* **Extracts from a graphics dataset**

· · · ·

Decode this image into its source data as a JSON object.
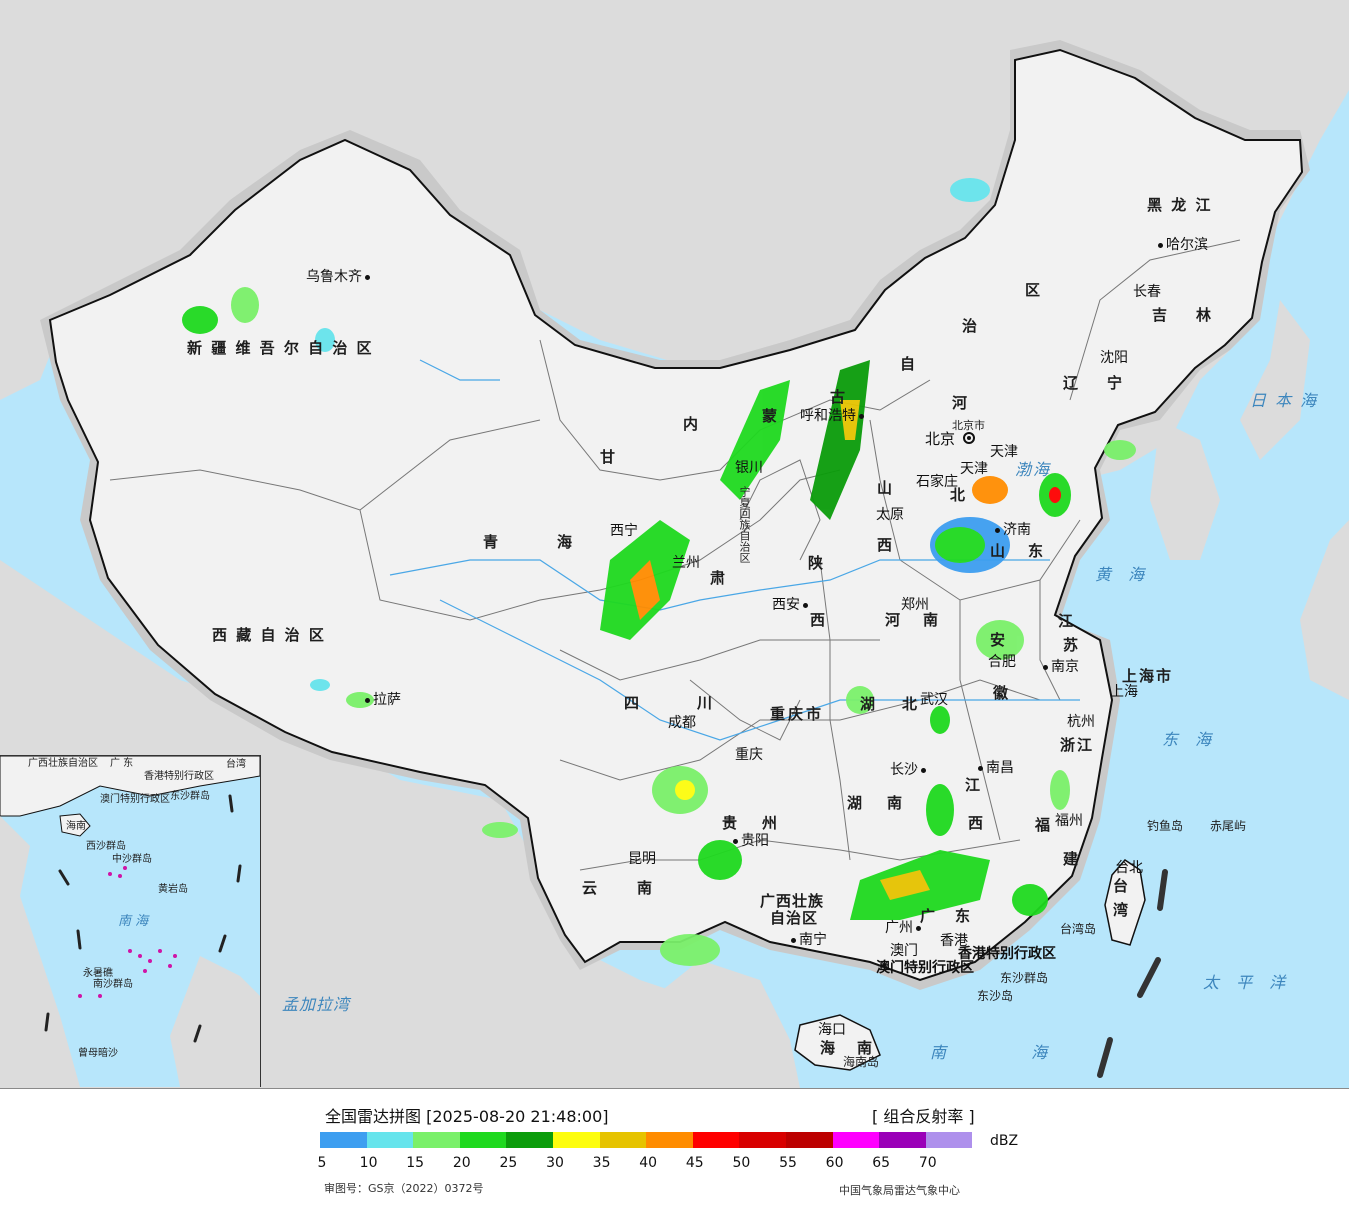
{
  "map": {
    "regions": {
      "xinjiang": "新 疆 维 吾 尔 自 治 区",
      "xizang": "西 藏 自 治 区",
      "qinghai_1": "青",
      "qinghai_2": "海",
      "gansu_1": "甘",
      "gansu_2": "肃",
      "neimenggu_1": "内",
      "neimenggu_2": "蒙",
      "neimenggu_3": "古",
      "neimenggu_4": "自",
      "neimenggu_5": "治",
      "neimenggu_6": "区",
      "ningxia": "宁夏回族自治区",
      "shaanxi_1": "陕",
      "shaanxi_2": "西",
      "shanxi_1": "山",
      "shanxi_2": "西",
      "hebei_1": "河",
      "hebei_2": "北",
      "shandong_1": "山",
      "shandong_2": "东",
      "henan_1": "河",
      "henan_2": "南",
      "sichuan_1": "四",
      "sichuan_2": "川",
      "chongqing": "重庆市",
      "hubei_1": "湖",
      "hubei_2": "北",
      "hunan_1": "湖",
      "hunan_2": "南",
      "guizhou_1": "贵",
      "guizhou_2": "州",
      "yunnan_1": "云",
      "yunnan_2": "南",
      "guangxi_1": "广西壮族",
      "guangxi_2": "自治区",
      "guangdong_1": "广",
      "guangdong_2": "东",
      "jiangxi_1": "江",
      "jiangxi_2": "西",
      "fujian_1": "福",
      "fujian_2": "建",
      "zhejiang": "浙江",
      "anhui_1": "安",
      "anhui_2": "徽",
      "jiangsu_1": "江",
      "jiangsu_2": "苏",
      "shanghai": "上海市",
      "liaoning_1": "辽",
      "liaoning_2": "宁",
      "jilin_1": "吉",
      "jilin_2": "林",
      "heilongjiang": "黑 龙 江",
      "hainan_1": "海",
      "hainan_2": "南",
      "taiwan_1": "台",
      "taiwan_2": "湾",
      "tianjin": "天津",
      "beijing": "北京",
      "beijing_small": "北京市",
      "hk_sar": "香港特别行政区",
      "macau_sar": "澳门特别行政区"
    },
    "cities": {
      "urumqi": "乌鲁木齐",
      "lhasa": "拉萨",
      "xining": "西宁",
      "lanzhou": "兰州",
      "yinchuan": "银川",
      "huhehaote": "呼和浩特",
      "shijiazhuang": "石家庄",
      "taiyuan": "太原",
      "jinan": "济南",
      "zhengzhou": "郑州",
      "xian": "西安",
      "chengdu": "成都",
      "chongqing": "重庆",
      "wuhan": "武汉",
      "hefei": "合肥",
      "nanjing": "南京",
      "shanghai": "上海",
      "hangzhou": "杭州",
      "nanchang": "南昌",
      "changsha": "长沙",
      "guiyang": "贵阳",
      "kunming": "昆明",
      "nanning": "南宁",
      "guangzhou": "广州",
      "hongkong": "香港",
      "macau": "澳门",
      "fuzhou": "福州",
      "taibei": "台北",
      "haikou": "海口",
      "shenyang": "沈阳",
      "changchun": "长春",
      "haerbin": "哈尔滨",
      "tianjin_city": "天津"
    },
    "islands": {
      "diaoyu": "钓鱼岛",
      "chiwei": "赤尾屿",
      "taiwan_island": "台湾岛",
      "dongsha": "东沙群岛",
      "dongsha_2": "东沙岛",
      "hainan_island": "海南岛"
    },
    "seas": {
      "bohai": "渤海",
      "huanghai": "黄 海",
      "donghai": "东 海",
      "nanhai": "南 海",
      "taipingyang": "太 平 洋",
      "ribenhai": "日 本 海",
      "mengjiala": "孟加拉湾"
    }
  },
  "inset": {
    "labels": {
      "guangdong": "广 东",
      "hk": "香港特别行政区",
      "macau": "澳门特别行政区",
      "dongsha": "东沙群岛",
      "taiwan": "台湾",
      "hainan": "海南",
      "xisha": "西沙群岛",
      "zhongsha": "中沙群岛",
      "huangyan": "黄岩岛",
      "nansha": "南沙群岛",
      "nanhai": "南 海",
      "yongshu": "永暑礁",
      "zengmu": "曾母暗沙",
      "guangxi": "广西壮族自治区"
    }
  },
  "legend": {
    "title": "全国雷达拼图 [2025-08-20 21:48:00]",
    "product": "[ 组合反射率 ]",
    "unit": "dBZ",
    "ticks": [
      "5",
      "10",
      "15",
      "20",
      "25",
      "30",
      "35",
      "40",
      "45",
      "50",
      "55",
      "60",
      "65",
      "70"
    ],
    "colors": [
      "#3d9ef0",
      "#66e4ec",
      "#7af06a",
      "#1fd91f",
      "#0b9c0b",
      "#fdfd0e",
      "#e6c300",
      "#ff8c00",
      "#ff0000",
      "#d80000",
      "#bc0000",
      "#ff00ff",
      "#9a00b8",
      "#ae90ec"
    ],
    "review_number": "审图号：GS京（2022）0372号",
    "producer": "中国气象局雷达气象中心"
  }
}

· · · ·

* **Exercise details**
Could you reproduce every record above exactly, leaving out the pictures?

* **Solution**
Decode this image into its source data as a JSON object.
{
  "map": {
    "regions": {
      "xinjiang": "新 疆 维 吾 尔 自 治 区",
      "xizang": "西 藏 自 治 区",
      "qinghai_1": "青",
      "qinghai_2": "海",
      "gansu_1": "甘",
      "gansu_2": "肃",
      "neimenggu_1": "内",
      "neimenggu_2": "蒙",
      "neimenggu_3": "古",
      "neimenggu_4": "自",
      "neimenggu_5": "治",
      "neimenggu_6": "区",
      "ningxia": "宁夏回族自治区",
      "shaanxi_1": "陕",
      "shaanxi_2": "西",
      "shanxi_1": "山",
      "shanxi_2": "西",
      "hebei_1": "河",
      "hebei_2": "北",
      "shandong_1": "山",
      "shandong_2": "东",
      "henan_1": "河",
      "henan_2": "南",
      "sichuan_1": "四",
      "sichuan_2": "川",
      "chongqing": "重庆市",
      "hubei_1": "湖",
      "hubei_2": "北",
      "hunan_1": "湖",
      "hunan_2": "南",
      "guizhou_1": "贵",
      "guizhou_2": "州",
      "yunnan_1": "云",
      "yunnan_2": "南",
      "guangxi_1": "广西壮族",
      "guangxi_2": "自治区",
      "guangdong_1": "广",
      "guangdong_2": "东",
      "jiangxi_1": "江",
      "jiangxi_2": "西",
      "fujian_1": "福",
      "fujian_2": "建",
      "zhejiang": "浙江",
      "anhui_1": "安",
      "anhui_2": "徽",
      "jiangsu_1": "江",
      "jiangsu_2": "苏",
      "shanghai": "上海市",
      "liaoning_1": "辽",
      "liaoning_2": "宁",
      "jilin_1": "吉",
      "jilin_2": "林",
      "heilongjiang": "黑 龙 江",
      "hainan_1": "海",
      "hainan_2": "南",
      "taiwan_1": "台",
      "taiwan_2": "湾",
      "tianjin": "天津",
      "beijing": "北京",
      "beijing_small": "北京市",
      "hk_sar": "香港特别行政区",
      "macau_sar": "澳门特别行政区"
    },
    "cities": {
      "urumqi": "乌鲁木齐",
      "lhasa": "拉萨",
      "xining": "西宁",
      "lanzhou": "兰州",
      "yinchuan": "银川",
      "huhehaote": "呼和浩特",
      "shijiazhuang": "石家庄",
      "taiyuan": "太原",
      "jinan": "济南",
      "zhengzhou": "郑州",
      "xian": "西安",
      "chengdu": "成都",
      "chongqing": "重庆",
      "wuhan": "武汉",
      "hefei": "合肥",
      "nanjing": "南京",
      "shanghai": "上海",
      "hangzhou": "杭州",
      "nanchang": "南昌",
      "changsha": "长沙",
      "guiyang": "贵阳",
      "kunming": "昆明",
      "nanning": "南宁",
      "guangzhou": "广州",
      "hongkong": "香港",
      "macau": "澳门",
      "fuzhou": "福州",
      "taibei": "台北",
      "haikou": "海口",
      "shenyang": "沈阳",
      "changchun": "长春",
      "haerbin": "哈尔滨",
      "tianjin_city": "天津"
    },
    "islands": {
      "diaoyu": "钓鱼岛",
      "chiwei": "赤尾屿",
      "taiwan_island": "台湾岛",
      "dongsha": "东沙群岛",
      "dongsha_2": "东沙岛",
      "hainan_island": "海南岛"
    },
    "seas": {
      "bohai": "渤海",
      "huanghai": "黄 海",
      "donghai": "东 海",
      "nanhai": "南 海",
      "taipingyang": "太 平 洋",
      "ribenhai": "日 本 海",
      "mengjiala": "孟加拉湾"
    }
  },
  "inset": {
    "labels": {
      "guangdong": "广 东",
      "hk": "香港特别行政区",
      "macau": "澳门特别行政区",
      "dongsha": "东沙群岛",
      "taiwan": "台湾",
      "hainan": "海南",
      "xisha": "西沙群岛",
      "zhongsha": "中沙群岛",
      "huangyan": "黄岩岛",
      "nansha": "南沙群岛",
      "nanhai": "南 海",
      "yongshu": "永暑礁",
      "zengmu": "曾母暗沙",
      "guangxi": "广西壮族自治区"
    }
  },
  "legend": {
    "title": "全国雷达拼图 [2025-08-20 21:48:00]",
    "product": "[ 组合反射率 ]",
    "unit": "dBZ",
    "ticks": [
      "5",
      "10",
      "15",
      "20",
      "25",
      "30",
      "35",
      "40",
      "45",
      "50",
      "55",
      "60",
      "65",
      "70"
    ],
    "colors": [
      "#3d9ef0",
      "#66e4ec",
      "#7af06a",
      "#1fd91f",
      "#0b9c0b",
      "#fdfd0e",
      "#e6c300",
      "#ff8c00",
      "#ff0000",
      "#d80000",
      "#bc0000",
      "#ff00ff",
      "#9a00b8",
      "#ae90ec"
    ],
    "review_number": "审图号：GS京（2022）0372号",
    "producer": "中国气象局雷达气象中心"
  }
}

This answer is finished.